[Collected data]
___
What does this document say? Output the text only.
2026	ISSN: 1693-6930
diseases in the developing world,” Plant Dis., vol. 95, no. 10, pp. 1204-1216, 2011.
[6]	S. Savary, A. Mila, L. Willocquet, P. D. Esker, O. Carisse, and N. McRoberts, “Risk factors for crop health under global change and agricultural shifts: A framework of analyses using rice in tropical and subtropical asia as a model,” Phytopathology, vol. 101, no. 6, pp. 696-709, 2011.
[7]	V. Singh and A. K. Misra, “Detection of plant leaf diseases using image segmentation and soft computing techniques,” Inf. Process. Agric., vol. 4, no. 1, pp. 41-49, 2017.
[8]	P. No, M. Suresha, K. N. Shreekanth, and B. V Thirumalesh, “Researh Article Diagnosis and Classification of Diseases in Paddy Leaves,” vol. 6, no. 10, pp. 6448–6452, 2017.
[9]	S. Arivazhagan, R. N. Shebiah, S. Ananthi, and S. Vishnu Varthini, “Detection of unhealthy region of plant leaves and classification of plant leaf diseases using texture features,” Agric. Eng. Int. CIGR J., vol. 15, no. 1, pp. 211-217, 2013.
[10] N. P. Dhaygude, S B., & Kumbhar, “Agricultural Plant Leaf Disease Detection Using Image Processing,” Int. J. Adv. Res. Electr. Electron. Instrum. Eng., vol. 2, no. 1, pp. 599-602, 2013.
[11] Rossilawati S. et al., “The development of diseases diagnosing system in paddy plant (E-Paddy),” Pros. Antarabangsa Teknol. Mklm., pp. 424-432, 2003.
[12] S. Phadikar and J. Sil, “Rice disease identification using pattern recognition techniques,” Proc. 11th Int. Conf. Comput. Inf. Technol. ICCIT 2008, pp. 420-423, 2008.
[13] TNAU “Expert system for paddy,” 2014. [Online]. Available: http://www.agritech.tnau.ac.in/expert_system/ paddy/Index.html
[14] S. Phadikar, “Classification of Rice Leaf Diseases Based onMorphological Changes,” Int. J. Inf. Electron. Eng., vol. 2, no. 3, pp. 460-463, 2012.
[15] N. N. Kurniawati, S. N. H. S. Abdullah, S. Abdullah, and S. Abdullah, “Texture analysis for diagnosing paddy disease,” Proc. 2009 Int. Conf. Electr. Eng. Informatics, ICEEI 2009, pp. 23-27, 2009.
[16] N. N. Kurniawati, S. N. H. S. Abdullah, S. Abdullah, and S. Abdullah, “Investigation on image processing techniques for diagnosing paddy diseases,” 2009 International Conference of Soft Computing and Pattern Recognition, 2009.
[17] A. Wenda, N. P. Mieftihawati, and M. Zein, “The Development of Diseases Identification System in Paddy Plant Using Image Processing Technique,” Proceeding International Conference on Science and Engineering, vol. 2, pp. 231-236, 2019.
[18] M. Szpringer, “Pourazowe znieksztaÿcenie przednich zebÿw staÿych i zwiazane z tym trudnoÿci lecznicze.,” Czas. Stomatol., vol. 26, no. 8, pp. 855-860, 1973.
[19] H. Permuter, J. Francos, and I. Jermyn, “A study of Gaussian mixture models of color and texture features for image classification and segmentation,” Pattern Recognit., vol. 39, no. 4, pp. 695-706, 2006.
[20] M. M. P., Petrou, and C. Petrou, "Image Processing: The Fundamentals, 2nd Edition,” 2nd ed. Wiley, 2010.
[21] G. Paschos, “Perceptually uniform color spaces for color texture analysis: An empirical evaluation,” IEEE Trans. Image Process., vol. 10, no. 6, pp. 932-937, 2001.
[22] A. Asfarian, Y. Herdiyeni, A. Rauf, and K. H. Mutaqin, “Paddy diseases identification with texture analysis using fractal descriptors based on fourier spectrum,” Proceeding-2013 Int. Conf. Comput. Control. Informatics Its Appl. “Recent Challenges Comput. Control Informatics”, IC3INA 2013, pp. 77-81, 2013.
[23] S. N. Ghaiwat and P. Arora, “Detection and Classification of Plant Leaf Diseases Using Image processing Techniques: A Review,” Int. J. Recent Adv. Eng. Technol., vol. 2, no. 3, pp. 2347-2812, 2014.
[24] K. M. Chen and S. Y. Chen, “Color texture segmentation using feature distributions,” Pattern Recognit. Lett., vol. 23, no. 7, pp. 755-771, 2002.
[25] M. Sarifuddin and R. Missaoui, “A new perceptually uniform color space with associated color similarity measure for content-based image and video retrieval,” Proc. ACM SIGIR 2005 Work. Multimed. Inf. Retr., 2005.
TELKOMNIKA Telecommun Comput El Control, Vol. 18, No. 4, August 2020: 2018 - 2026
___
**Task requirements**
Return every entry exactly as given.

**Answer for the task**
What does this document say? Output the text only.
2026	ISSN: 1693-6930
diseases in the developing world,” Plant Dis., vol. 95, no. 10, pp. 1204-1216, 2011.
[6]	S. Savary, A. Mila, L. Willocquet, P. D. Esker, O. Carisse, and N. McRoberts, “Risk factors for crop health under global change and agricultural shifts: A framework of analyses using rice in tropical and subtropical asia as a model,” Phytopathology, vol. 101, no. 6, pp. 696-709, 2011.
[7]	V. Singh and A. K. Misra, “Detection of plant leaf diseases using image segmentation and soft computing techniques,” Inf. Process. Agric., vol. 4, no. 1, pp. 41-49, 2017.
[8]	P. No, M. Suresha, K. N. Shreekanth, and B. V Thirumalesh, “Researh Article Diagnosis and Classification of Diseases in Paddy Leaves,” vol. 6, no. 10, pp. 6448–6452, 2017.
[9]	S. Arivazhagan, R. N. Shebiah, S. Ananthi, and S. Vishnu Varthini, “Detection of unhealthy region of plant leaves and classification of plant leaf diseases using texture features,” Agric. Eng. Int. CIGR J., vol. 15, no. 1, pp. 211-217, 2013.
[10] N. P. Dhaygude, S B., & Kumbhar, “Agricultural Plant Leaf Disease Detection Using Image Processing,” Int. J. Adv. Res. Electr. Electron. Instrum. Eng., vol. 2, no. 1, pp. 599-602, 2013.
[11] Rossilawati S. et al., “The development of diseases diagnosing system in paddy plant (E-Paddy),” Pros. Antarabangsa Teknol. Mklm., pp. 424-432, 2003.
[12] S. Phadikar and J. Sil, “Rice disease identification using pattern recognition techniques,” Proc. 11th Int. Conf. Comput. Inf. Technol. ICCIT 2008, pp. 420-423, 2008.
[13] TNAU “Expert system for paddy,” 2014. [Online]. Available: http://www.agritech.tnau.ac.in/expert_system/ paddy/Index.html
[14] S. Phadikar, “Classification of Rice Leaf Diseases Based onMorphological Changes,” Int. J. Inf. Electron. Eng., vol. 2, no. 3, pp. 460-463, 2012.
[15] N. N. Kurniawati, S. N. H. S. Abdullah, S. Abdullah, and S. Abdullah, “Texture analysis for diagnosing paddy disease,” Proc. 2009 Int. Conf. Electr. Eng. Informatics, ICEEI 2009, pp. 23-27, 2009.
[16] N. N. Kurniawati, S. N. H. S. Abdullah, S. Abdullah, and S. Abdullah, “Investigation on image processing techniques for diagnosing paddy diseases,” 2009 International Conference of Soft Computing and Pattern Recognition, 2009.
[17] A. Wenda, N. P. Mieftihawati, and M. Zein, “The Development of Diseases Identification System in Paddy Plant Using Image Processing Technique,” Proceeding International Conference on Science and Engineering, vol. 2, pp. 231-236, 2019.
[18] M. Szpringer, “Pourazowe znieksztaÿcenie przednich zebÿw staÿych i zwiazane z tym trudnoÿci lecznicze.,” Czas. Stomatol., vol. 26, no. 8, pp. 855-860, 1973.
[19] H. Permuter, J. Francos, and I. Jermyn, “A study of Gaussian mixture models of color and texture features for image classification and segmentation,” Pattern Recognit., vol. 39, no. 4, pp. 695-706, 2006.
[20] M. M. P., Petrou, and C. Petrou, "Image Processing: The Fundamentals, 2nd Edition,” 2nd ed. Wiley, 2010.
[21] G. Paschos, “Perceptually uniform color spaces for color texture analysis: An empirical evaluation,” IEEE Trans. Image Process., vol. 10, no. 6, pp. 932-937, 2001.
[22] A. Asfarian, Y. Herdiyeni, A. Rauf, and K. H. Mutaqin, “Paddy diseases identification with texture analysis using fractal descriptors based on fourier spectrum,” Proceeding-2013 Int. Conf. Comput. Control. Informatics Its Appl. “Recent Challenges Comput. Control Informatics”, IC3INA 2013, pp. 77-81, 2013.
[23] S. N. Ghaiwat and P. Arora, “Detection and Classification of Plant Leaf Diseases Using Image processing Techniques: A Review,” Int. J. Recent Adv. Eng. Technol., vol. 2, no. 3, pp. 2347-2812, 2014.
[24] K. M. Chen and S. Y. Chen, “Color texture segmentation using feature distributions,” Pattern Recognit. Lett., vol. 23, no. 7, pp. 755-771, 2002.
[25] M. Sarifuddin and R. Missaoui, “A new perceptually uniform color space with associated color similarity measure for content-based image and video retrieval,” Proc. ACM SIGIR 2005 Work. Multimed. Inf. Retr., 2005.
TELKOMNIKA Telecommun Comput El Control, Vol. 18, No. 4, August 2020: 2018 - 2026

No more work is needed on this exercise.